[START OF Task material]

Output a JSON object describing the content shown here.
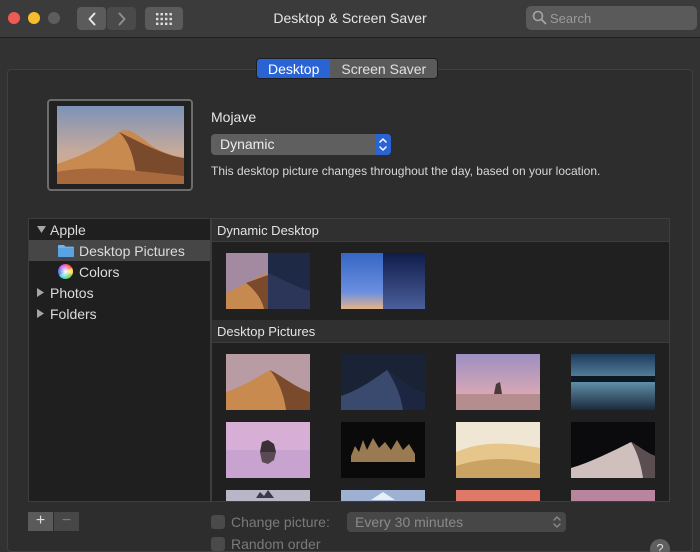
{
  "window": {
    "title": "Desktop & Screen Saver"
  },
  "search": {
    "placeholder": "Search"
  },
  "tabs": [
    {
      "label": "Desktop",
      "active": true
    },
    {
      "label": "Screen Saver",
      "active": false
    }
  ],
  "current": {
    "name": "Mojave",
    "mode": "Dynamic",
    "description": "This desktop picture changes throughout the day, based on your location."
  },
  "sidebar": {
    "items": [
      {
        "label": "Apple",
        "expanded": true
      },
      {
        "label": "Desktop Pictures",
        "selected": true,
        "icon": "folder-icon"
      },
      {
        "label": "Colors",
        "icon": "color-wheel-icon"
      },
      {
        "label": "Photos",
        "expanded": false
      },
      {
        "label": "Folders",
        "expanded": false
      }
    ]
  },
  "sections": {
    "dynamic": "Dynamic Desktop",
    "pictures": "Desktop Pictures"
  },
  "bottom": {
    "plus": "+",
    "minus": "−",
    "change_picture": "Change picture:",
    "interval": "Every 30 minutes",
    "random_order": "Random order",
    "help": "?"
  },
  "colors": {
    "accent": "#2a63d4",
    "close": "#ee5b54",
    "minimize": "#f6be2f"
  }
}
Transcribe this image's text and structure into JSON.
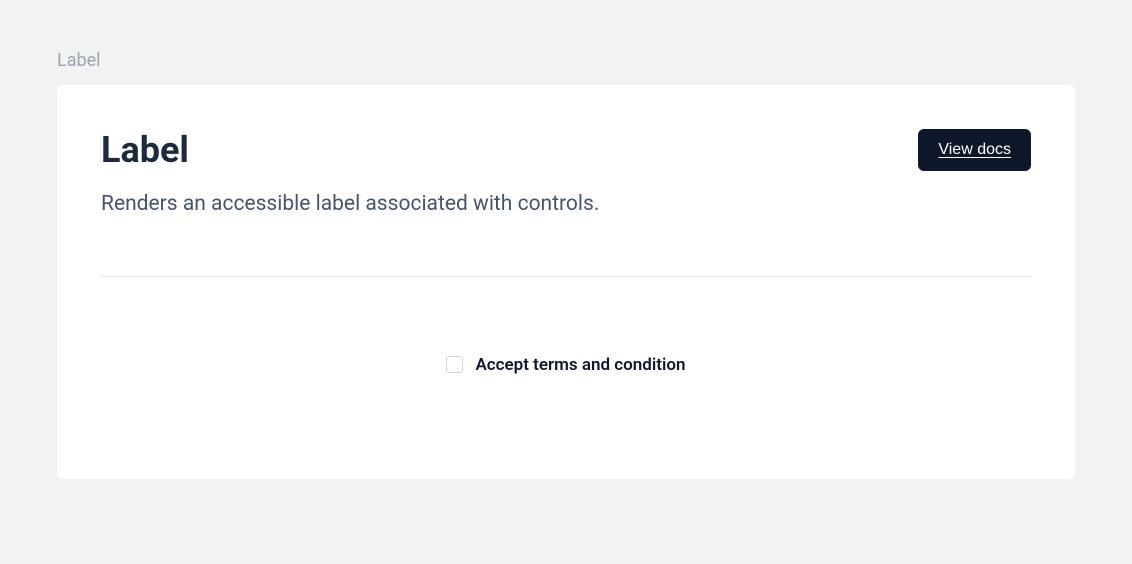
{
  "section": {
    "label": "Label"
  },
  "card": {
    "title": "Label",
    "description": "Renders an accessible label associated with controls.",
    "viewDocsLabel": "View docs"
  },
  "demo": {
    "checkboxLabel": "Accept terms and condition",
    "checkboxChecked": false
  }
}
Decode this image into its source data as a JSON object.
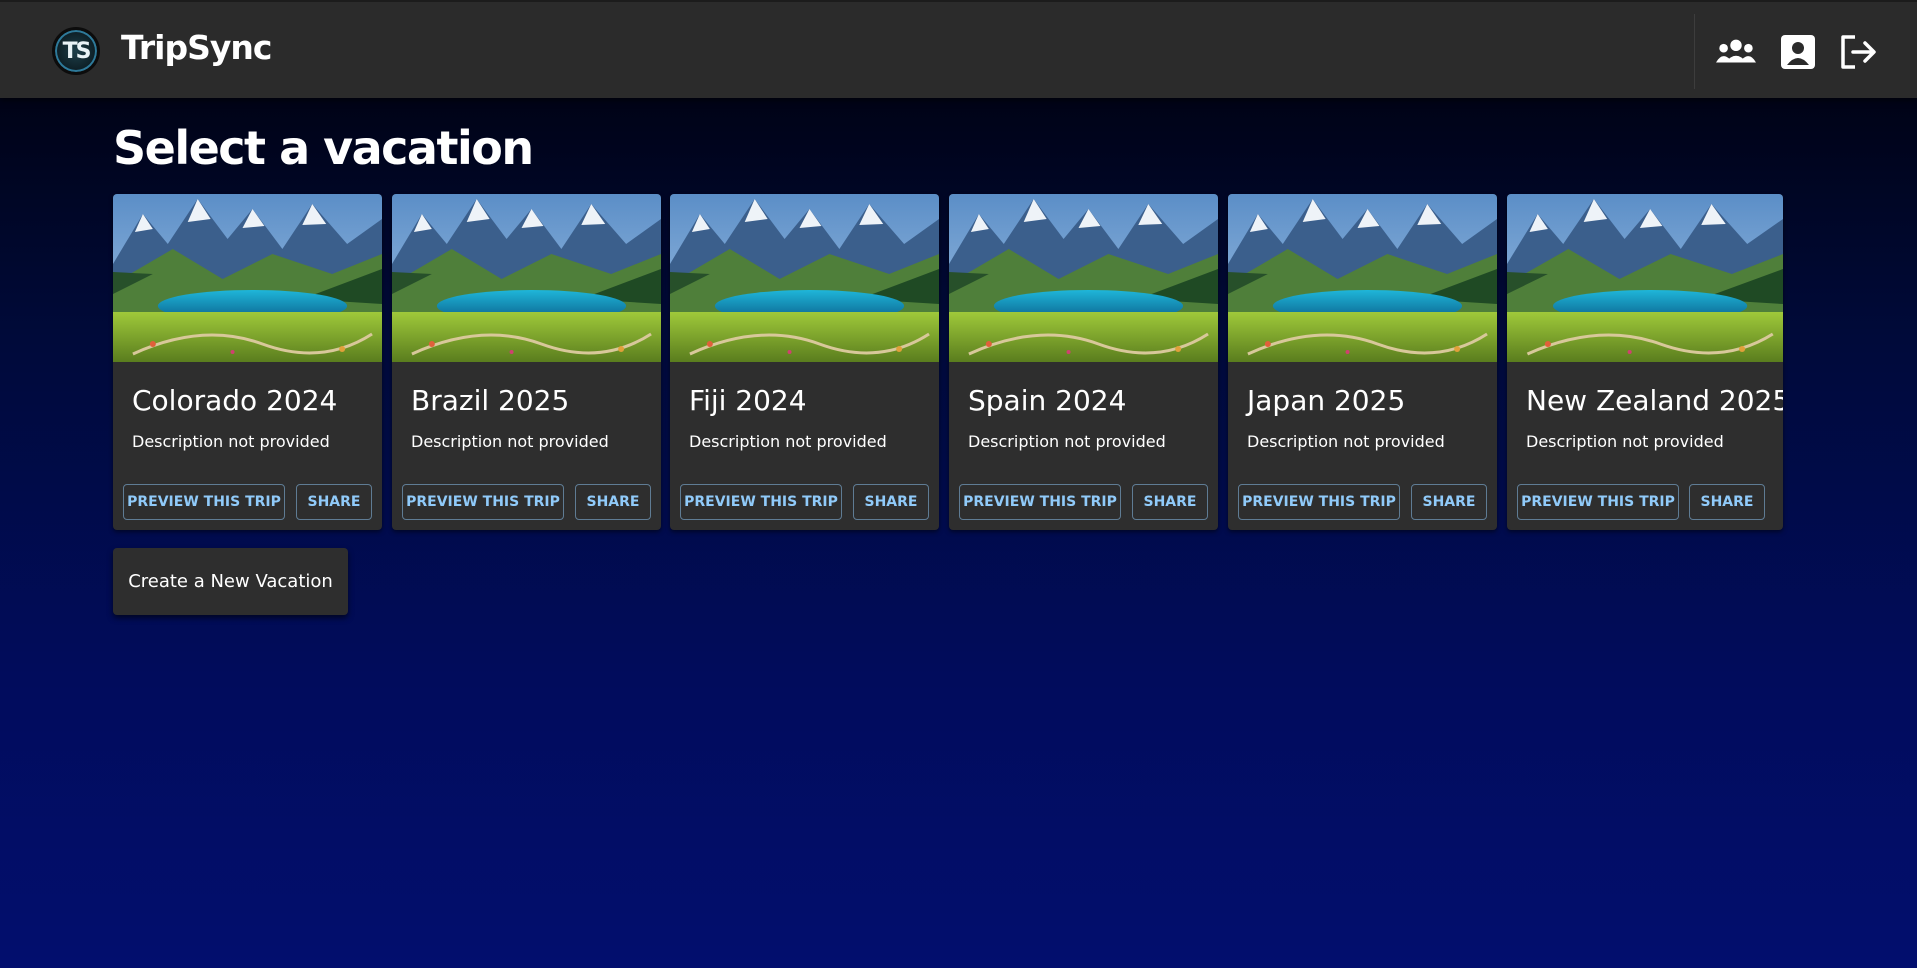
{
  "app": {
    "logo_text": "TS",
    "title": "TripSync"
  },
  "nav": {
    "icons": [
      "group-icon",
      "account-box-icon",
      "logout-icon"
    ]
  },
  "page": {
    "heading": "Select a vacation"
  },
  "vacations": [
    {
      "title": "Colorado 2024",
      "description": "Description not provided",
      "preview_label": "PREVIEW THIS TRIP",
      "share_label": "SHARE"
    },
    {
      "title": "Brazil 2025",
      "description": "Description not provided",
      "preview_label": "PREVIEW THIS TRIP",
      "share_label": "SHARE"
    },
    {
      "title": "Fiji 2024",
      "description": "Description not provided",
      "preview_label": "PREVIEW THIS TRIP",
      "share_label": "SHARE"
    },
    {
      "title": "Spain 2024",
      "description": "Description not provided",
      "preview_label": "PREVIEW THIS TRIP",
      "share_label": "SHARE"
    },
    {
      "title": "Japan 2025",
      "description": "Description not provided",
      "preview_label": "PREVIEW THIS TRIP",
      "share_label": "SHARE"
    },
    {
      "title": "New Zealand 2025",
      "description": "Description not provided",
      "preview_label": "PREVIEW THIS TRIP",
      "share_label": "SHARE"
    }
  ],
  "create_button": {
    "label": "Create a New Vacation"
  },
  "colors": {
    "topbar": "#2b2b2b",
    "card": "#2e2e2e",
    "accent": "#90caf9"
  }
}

[END OF Task material]
[START OF Task material]

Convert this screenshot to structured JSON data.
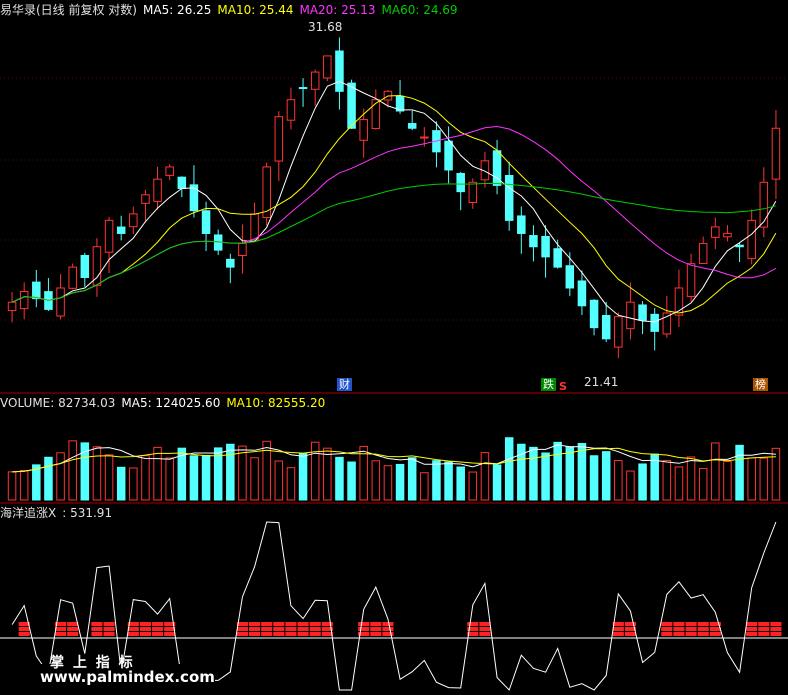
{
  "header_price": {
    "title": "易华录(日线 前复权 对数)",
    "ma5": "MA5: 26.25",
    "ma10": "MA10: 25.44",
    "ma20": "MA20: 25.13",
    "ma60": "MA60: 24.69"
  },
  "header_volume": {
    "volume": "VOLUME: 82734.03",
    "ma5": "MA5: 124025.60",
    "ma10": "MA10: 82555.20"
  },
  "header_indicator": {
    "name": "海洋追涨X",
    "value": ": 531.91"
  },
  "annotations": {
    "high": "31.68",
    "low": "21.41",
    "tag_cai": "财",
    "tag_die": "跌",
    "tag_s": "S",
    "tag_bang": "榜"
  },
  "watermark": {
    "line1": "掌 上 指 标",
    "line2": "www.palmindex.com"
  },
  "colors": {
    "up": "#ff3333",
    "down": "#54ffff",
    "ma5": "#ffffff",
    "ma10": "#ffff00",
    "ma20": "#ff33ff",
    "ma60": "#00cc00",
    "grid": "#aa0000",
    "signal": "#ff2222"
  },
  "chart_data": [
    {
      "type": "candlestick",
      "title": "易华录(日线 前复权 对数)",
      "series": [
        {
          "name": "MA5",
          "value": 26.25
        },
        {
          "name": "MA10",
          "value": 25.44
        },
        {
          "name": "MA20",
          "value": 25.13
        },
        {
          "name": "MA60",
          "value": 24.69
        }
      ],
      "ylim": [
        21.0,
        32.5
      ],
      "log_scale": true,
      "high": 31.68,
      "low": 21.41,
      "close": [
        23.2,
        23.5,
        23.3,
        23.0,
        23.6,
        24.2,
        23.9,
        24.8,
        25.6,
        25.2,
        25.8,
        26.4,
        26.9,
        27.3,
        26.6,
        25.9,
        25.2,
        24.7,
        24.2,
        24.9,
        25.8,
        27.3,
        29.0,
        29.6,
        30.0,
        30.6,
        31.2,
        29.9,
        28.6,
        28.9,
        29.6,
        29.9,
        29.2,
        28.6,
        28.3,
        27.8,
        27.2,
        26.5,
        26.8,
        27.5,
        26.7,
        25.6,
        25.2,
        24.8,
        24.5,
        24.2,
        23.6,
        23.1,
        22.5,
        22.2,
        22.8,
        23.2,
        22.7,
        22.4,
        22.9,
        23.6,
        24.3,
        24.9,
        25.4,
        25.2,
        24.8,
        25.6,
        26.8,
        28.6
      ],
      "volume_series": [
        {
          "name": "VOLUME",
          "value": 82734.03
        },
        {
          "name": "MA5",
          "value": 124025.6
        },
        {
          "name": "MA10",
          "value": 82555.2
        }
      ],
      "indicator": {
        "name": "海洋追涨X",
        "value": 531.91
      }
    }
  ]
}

[END OF Task material]

**Task directions**
Filter the records, keeping only lines that contain "value", and show those lines.

**Correct output**
    "value": ": 531.91"
          "value": 26.25
          "value": 25.44
          "value": 25.13
          "value": 24.69
          "value": 82734.03
          "value": 124025.6
          "value": 82555.2
        "value": 531.91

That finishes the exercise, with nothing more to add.